THE TASK: Go through the entries and transcribe each one exactly, dropping the pictures.

++++ PROVIDED RECORDS

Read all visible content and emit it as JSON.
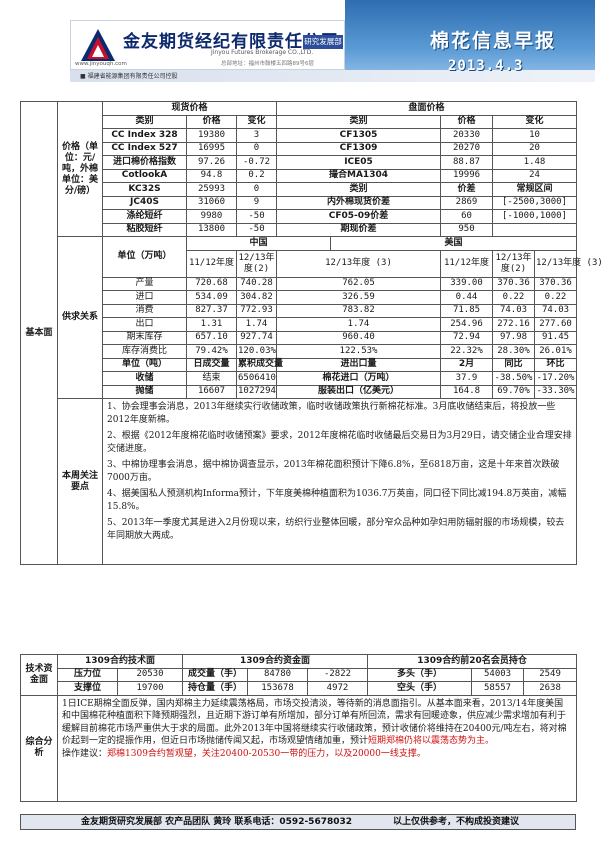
{
  "header": {
    "company_cn": "金友期货经纪有限责任公司",
    "company_en": "Jinyou Futures Brokerage CO.,LTD.",
    "dept": "研究发展部",
    "website": "www.jinyouqh.com",
    "address": "总部地址：福州市鼓楼五四路89号6层",
    "subline": "■ 福建省能源集团有限责任公司控股",
    "title": "棉花信息早报",
    "date": "2013.4.3",
    "brand_color": "#0e2a6e",
    "banner_color": "#2e6db0"
  },
  "sections": {
    "basic": "基本面",
    "price": "价格（单位：元/吨，外棉单位：美分/磅）",
    "supply": "供求关系",
    "news_label": "本周关注要点",
    "tech_label": "技术资金面",
    "summary_label": "综合分析"
  },
  "prices": {
    "spot_header": "现货价格",
    "futures_header": "盘面价格",
    "col_kind": "类别",
    "col_price": "价格",
    "col_change": "变化",
    "col_spread": "价差",
    "col_range": "常规区间",
    "spot": [
      {
        "name": "CC Index 328",
        "price": "19380",
        "change": "3"
      },
      {
        "name": "CC Index 527",
        "price": "16995",
        "change": "0"
      },
      {
        "name": "进口棉价格指数",
        "price": "97.26",
        "change": "-0.72"
      },
      {
        "name": "CotlookA",
        "price": "94.8",
        "change": "0.2"
      },
      {
        "name": "KC32S",
        "price": "25993",
        "change": "0"
      },
      {
        "name": "JC40S",
        "price": "31060",
        "change": "9"
      },
      {
        "name": "涤纶短纤",
        "price": "9980",
        "change": "-50"
      },
      {
        "name": "粘胶短纤",
        "price": "13800",
        "change": "-50"
      }
    ],
    "futures": [
      {
        "name": "CF1305",
        "price": "20330",
        "change": "10"
      },
      {
        "name": "CF1309",
        "price": "20270",
        "change": "20"
      },
      {
        "name": "ICE05",
        "price": "88.87",
        "change": "1.48"
      },
      {
        "name": "撮合MA1304",
        "price": "19996",
        "change": "24"
      }
    ],
    "spreads": [
      {
        "name": "内外棉现货价差",
        "spread": "2869",
        "range": "[-2500,3000]"
      },
      {
        "name": "CF05-09价差",
        "spread": "60",
        "range": "[-1000,1000]"
      },
      {
        "name": "期现价差",
        "spread": "950",
        "range": ""
      }
    ]
  },
  "supply": {
    "china": "中国",
    "usa": "美国",
    "unit": "单位（万吨）",
    "periods_china": [
      "11/12年度",
      "12/13年度(2)",
      "12/13年度 (3)"
    ],
    "periods_usa": [
      "11/12年度",
      "12/13年度(2)",
      "12/13年度 (3)"
    ],
    "rows": [
      {
        "name": "产量",
        "cn": [
          "720.68",
          "740.28",
          "762.05"
        ],
        "us": [
          "339.00",
          "370.36",
          "370.36"
        ]
      },
      {
        "name": "进口",
        "cn": [
          "534.09",
          "304.82",
          "326.59"
        ],
        "us": [
          "0.44",
          "0.22",
          "0.22"
        ]
      },
      {
        "name": "消费",
        "cn": [
          "827.37",
          "772.93",
          "783.82"
        ],
        "us": [
          "71.85",
          "74.03",
          "74.03"
        ]
      },
      {
        "name": "出口",
        "cn": [
          "1.31",
          "1.74",
          "1.74"
        ],
        "us": [
          "254.96",
          "272.16",
          "277.60"
        ]
      },
      {
        "name": "期末库存",
        "cn": [
          "657.10",
          "927.74",
          "960.40"
        ],
        "us": [
          "72.94",
          "97.98",
          "91.45"
        ]
      },
      {
        "name": "库存消费比",
        "cn": [
          "79.42%",
          "120.03%",
          "122.53%"
        ],
        "us": [
          "22.32%",
          "28.30%",
          "26.01%"
        ]
      }
    ],
    "deal_headers": [
      "单位（吨）",
      "日成交量",
      "累积成交量",
      "进出口量",
      "2月",
      "同比",
      "环比"
    ],
    "deal_rows": [
      {
        "name": "收储",
        "daily": "结束",
        "total": "6506410",
        "trade": "棉花进口（万吨）",
        "feb": "37.9",
        "yoy": "-38.50%",
        "mom": "-17.20%"
      },
      {
        "name": "抛储",
        "daily": "16607",
        "total": "1027294",
        "trade": "服装出口（亿美元）",
        "feb": "164.8",
        "yoy": "69.70%",
        "mom": "-33.30%"
      }
    ]
  },
  "news": [
    "1、协会理事会消息，2013年继续实行收储政策，临时收储政策执行新棉花标准。3月底收储结束后，将投放一些2012年度新棉。",
    "2、根据《2012年度棉花临时收储预案》要求，2012年度棉花临时收储最后交易日为3月29日，请交储企业合理安排交储进度。",
    "3、中棉协理事会消息，据中棉协调查显示，2013年棉花面积预计下降6.8%，至6818万亩，这是十年来首次跌破7000万亩。",
    "4、据美国私人预测机构Informa预计，下年度美棉种植面积为1036.7万英亩，同口径下同比减194.8万英亩，减幅15.8%。",
    "5、2013年一季度尤其是进入2月份现以来，纺织行业整体回暖，部分窄众品种如孕妇用防辐射服的市场规模，较去年同期放大两成。"
  ],
  "tech": {
    "tech_title": "1309合约技术面",
    "fund_title": "1309合约资金面",
    "top20_title": "1309合约前20名会员持仓",
    "resistance_label": "压力位",
    "resistance": "20530",
    "support_label": "支撑位",
    "support": "19700",
    "volume_label": "成交量（手）",
    "volume": "84780",
    "volume_change": "-2822",
    "oi_label": "持仓量（手）",
    "oi": "153678",
    "oi_change": "4972",
    "long_label": "多头（手）",
    "long": "54003",
    "long_change": "2549",
    "short_label": "空头（手）",
    "short": "58557",
    "short_change": "2638"
  },
  "summary": {
    "text": "1日ICE期棉全面反弹，国内郑棉主力延续震荡格局，市场交投清淡，等待新的消息面指引。从基本面来看，2013/14年度美国和中国棉花种植面积下降预期强烈，且近期下游订单有所增加，部分订单有所回流，需求有回暖迹象，供应减少需求增加有利于缓解目前棉花市场严重供大于求的局面。此外2013年中国将继续实行收储政策，预计收储价将维持在20400元/吨左右，将对棉价起到一定的提振作用，但近日市场抛储传闻又起，市场观望情绪加重，预计",
    "text_red": "短期郑棉仍将以震荡态势为主。",
    "advice_label": "操作建议：",
    "advice": "郑棉1309合约暂观望，关注20400-20530一带的压力，以及20000一线支撑。"
  },
  "footer": {
    "left": "金友期货研究发展部 农产品团队 黄玲   联系电话：0592-5678032",
    "right": "以上仅供参考，不构成投资建议"
  }
}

++++++++

IN RESPONSE:
Read all visible content and emit it as JSON.
{
  "header": {
    "company_cn": "金友期货经纪有限责任公司",
    "company_en": "Jinyou Futures Brokerage CO.,LTD.",
    "dept": "研究发展部",
    "website": "www.jinyouqh.com",
    "address": "总部地址：福州市鼓楼五四路89号6层",
    "subline": "■ 福建省能源集团有限责任公司控股",
    "title": "棉花信息早报",
    "date": "2013.4.3",
    "brand_color": "#0e2a6e",
    "banner_color": "#2e6db0"
  },
  "sections": {
    "basic": "基本面",
    "price": "价格（单位：元/吨，外棉单位：美分/磅）",
    "supply": "供求关系",
    "news_label": "本周关注要点",
    "tech_label": "技术资金面",
    "summary_label": "综合分析"
  },
  "prices": {
    "spot_header": "现货价格",
    "futures_header": "盘面价格",
    "col_kind": "类别",
    "col_price": "价格",
    "col_change": "变化",
    "col_spread": "价差",
    "col_range": "常规区间",
    "spot": [
      {
        "name": "CC Index 328",
        "price": "19380",
        "change": "3"
      },
      {
        "name": "CC Index 527",
        "price": "16995",
        "change": "0"
      },
      {
        "name": "进口棉价格指数",
        "price": "97.26",
        "change": "-0.72"
      },
      {
        "name": "CotlookA",
        "price": "94.8",
        "change": "0.2"
      },
      {
        "name": "KC32S",
        "price": "25993",
        "change": "0"
      },
      {
        "name": "JC40S",
        "price": "31060",
        "change": "9"
      },
      {
        "name": "涤纶短纤",
        "price": "9980",
        "change": "-50"
      },
      {
        "name": "粘胶短纤",
        "price": "13800",
        "change": "-50"
      }
    ],
    "futures": [
      {
        "name": "CF1305",
        "price": "20330",
        "change": "10"
      },
      {
        "name": "CF1309",
        "price": "20270",
        "change": "20"
      },
      {
        "name": "ICE05",
        "price": "88.87",
        "change": "1.48"
      },
      {
        "name": "撮合MA1304",
        "price": "19996",
        "change": "24"
      }
    ],
    "spreads": [
      {
        "name": "内外棉现货价差",
        "spread": "2869",
        "range": "[-2500,3000]"
      },
      {
        "name": "CF05-09价差",
        "spread": "60",
        "range": "[-1000,1000]"
      },
      {
        "name": "期现价差",
        "spread": "950",
        "range": ""
      }
    ]
  },
  "supply": {
    "china": "中国",
    "usa": "美国",
    "unit": "单位（万吨）",
    "periods_china": [
      "11/12年度",
      "12/13年度(2)",
      "12/13年度 (3)"
    ],
    "periods_usa": [
      "11/12年度",
      "12/13年度(2)",
      "12/13年度 (3)"
    ],
    "rows": [
      {
        "name": "产量",
        "cn": [
          "720.68",
          "740.28",
          "762.05"
        ],
        "us": [
          "339.00",
          "370.36",
          "370.36"
        ]
      },
      {
        "name": "进口",
        "cn": [
          "534.09",
          "304.82",
          "326.59"
        ],
        "us": [
          "0.44",
          "0.22",
          "0.22"
        ]
      },
      {
        "name": "消费",
        "cn": [
          "827.37",
          "772.93",
          "783.82"
        ],
        "us": [
          "71.85",
          "74.03",
          "74.03"
        ]
      },
      {
        "name": "出口",
        "cn": [
          "1.31",
          "1.74",
          "1.74"
        ],
        "us": [
          "254.96",
          "272.16",
          "277.60"
        ]
      },
      {
        "name": "期末库存",
        "cn": [
          "657.10",
          "927.74",
          "960.40"
        ],
        "us": [
          "72.94",
          "97.98",
          "91.45"
        ]
      },
      {
        "name": "库存消费比",
        "cn": [
          "79.42%",
          "120.03%",
          "122.53%"
        ],
        "us": [
          "22.32%",
          "28.30%",
          "26.01%"
        ]
      }
    ],
    "deal_headers": [
      "单位（吨）",
      "日成交量",
      "累积成交量",
      "进出口量",
      "2月",
      "同比",
      "环比"
    ],
    "deal_rows": [
      {
        "name": "收储",
        "daily": "结束",
        "total": "6506410",
        "trade": "棉花进口（万吨）",
        "feb": "37.9",
        "yoy": "-38.50%",
        "mom": "-17.20%"
      },
      {
        "name": "抛储",
        "daily": "16607",
        "total": "1027294",
        "trade": "服装出口（亿美元）",
        "feb": "164.8",
        "yoy": "69.70%",
        "mom": "-33.30%"
      }
    ]
  },
  "news": [
    "1、协会理事会消息，2013年继续实行收储政策，临时收储政策执行新棉花标准。3月底收储结束后，将投放一些2012年度新棉。",
    "2、根据《2012年度棉花临时收储预案》要求，2012年度棉花临时收储最后交易日为3月29日，请交储企业合理安排交储进度。",
    "3、中棉协理事会消息，据中棉协调查显示，2013年棉花面积预计下降6.8%，至6818万亩，这是十年来首次跌破7000万亩。",
    "4、据美国私人预测机构Informa预计，下年度美棉种植面积为1036.7万英亩，同口径下同比减194.8万英亩，减幅15.8%。",
    "5、2013年一季度尤其是进入2月份现以来，纺织行业整体回暖，部分窄众品种如孕妇用防辐射服的市场规模，较去年同期放大两成。"
  ],
  "tech": {
    "tech_title": "1309合约技术面",
    "fund_title": "1309合约资金面",
    "top20_title": "1309合约前20名会员持仓",
    "resistance_label": "压力位",
    "resistance": "20530",
    "support_label": "支撑位",
    "support": "19700",
    "volume_label": "成交量（手）",
    "volume": "84780",
    "volume_change": "-2822",
    "oi_label": "持仓量（手）",
    "oi": "153678",
    "oi_change": "4972",
    "long_label": "多头（手）",
    "long": "54003",
    "long_change": "2549",
    "short_label": "空头（手）",
    "short": "58557",
    "short_change": "2638"
  },
  "summary": {
    "text": "1日ICE期棉全面反弹，国内郑棉主力延续震荡格局，市场交投清淡，等待新的消息面指引。从基本面来看，2013/14年度美国和中国棉花种植面积下降预期强烈，且近期下游订单有所增加，部分订单有所回流，需求有回暖迹象，供应减少需求增加有利于缓解目前棉花市场严重供大于求的局面。此外2013年中国将继续实行收储政策，预计收储价将维持在20400元/吨左右，将对棉价起到一定的提振作用，但近日市场抛储传闻又起，市场观望情绪加重，预计",
    "text_red": "短期郑棉仍将以震荡态势为主。",
    "advice_label": "操作建议：",
    "advice": "郑棉1309合约暂观望，关注20400-20530一带的压力，以及20000一线支撑。"
  },
  "footer": {
    "left": "金友期货研究发展部 农产品团队 黄玲   联系电话：0592-5678032",
    "right": "以上仅供参考，不构成投资建议"
  }
}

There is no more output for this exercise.